## Your task
Tally the lines holding "Bloomberg" and state only that figure.

* BEGIN Material provided *

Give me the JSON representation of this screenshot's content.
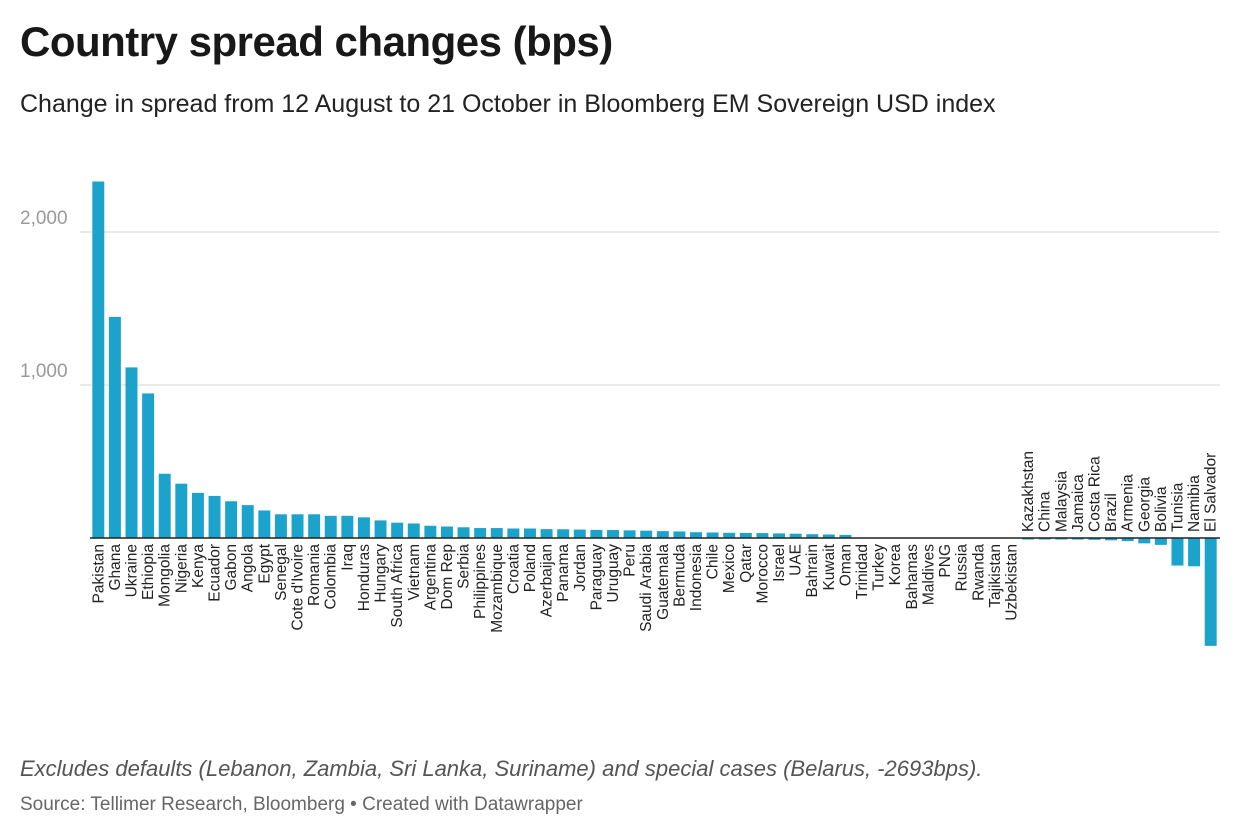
{
  "header": {
    "title": "Country spread changes (bps)",
    "subtitle": "Change in spread from 12 August to 21 October in Bloomberg EM Sovereign USD index"
  },
  "footer": {
    "note": "Excludes defaults (Lebanon, Zambia, Sri Lanka, Suriname) and special cases (Belarus, -2693bps).",
    "source": "Source: Tellimer Research, Bloomberg • Created with Datawrapper"
  },
  "colors": {
    "bar": "#1ba3cc",
    "grid": "#e3e3e3",
    "axis": "#222222"
  },
  "chart_data": {
    "type": "bar",
    "title": "Country spread changes (bps)",
    "xlabel": "",
    "ylabel": "",
    "ylim": [
      -700,
      2350
    ],
    "yticks": [
      1000,
      2000
    ],
    "ytick_labels": [
      "1,000",
      "2,000"
    ],
    "grid": true,
    "categories": [
      "Pakistan",
      "Ghana",
      "Ukraine",
      "Ethiopia",
      "Mongolia",
      "Nigeria",
      "Kenya",
      "Ecuador",
      "Gabon",
      "Angola",
      "Egypt",
      "Senegal",
      "Cote d'Ivoire",
      "Romania",
      "Colombia",
      "Iraq",
      "Honduras",
      "Hungary",
      "South Africa",
      "Vietnam",
      "Argentina",
      "Dom Rep",
      "Serbia",
      "Philippines",
      "Mozambique",
      "Croatia",
      "Poland",
      "Azerbaijan",
      "Panama",
      "Jordan",
      "Paraguay",
      "Uruguay",
      "Peru",
      "Saudi Arabia",
      "Guatemala",
      "Bermuda",
      "Indonesia",
      "Chile",
      "Mexico",
      "Qatar",
      "Morocco",
      "Israel",
      "UAE",
      "Bahrain",
      "Kuwait",
      "Oman",
      "Trinidad",
      "Turkey",
      "Korea",
      "Bahamas",
      "Maldives",
      "PNG",
      "Russia",
      "Rwanda",
      "Tajikistan",
      "Uzbekistan",
      "Kazakhstan",
      "China",
      "Malaysia",
      "Jamaica",
      "Costa Rica",
      "Brazil",
      "Armenia",
      "Georgia",
      "Bolivia",
      "Tunisia",
      "Namibia",
      "El Salvador"
    ],
    "values": [
      2330,
      1445,
      1115,
      945,
      420,
      355,
      295,
      275,
      240,
      215,
      180,
      155,
      155,
      155,
      145,
      145,
      135,
      115,
      100,
      95,
      80,
      75,
      70,
      65,
      65,
      62,
      62,
      58,
      57,
      55,
      53,
      52,
      50,
      48,
      45,
      43,
      38,
      36,
      34,
      33,
      32,
      30,
      28,
      25,
      23,
      20,
      0,
      0,
      0,
      0,
      0,
      0,
      0,
      0,
      0,
      0,
      -2,
      -3,
      -5,
      -10,
      -12,
      -15,
      -20,
      -35,
      -45,
      -180,
      -185,
      -705
    ]
  }
}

* END Material provided *

## Task result
2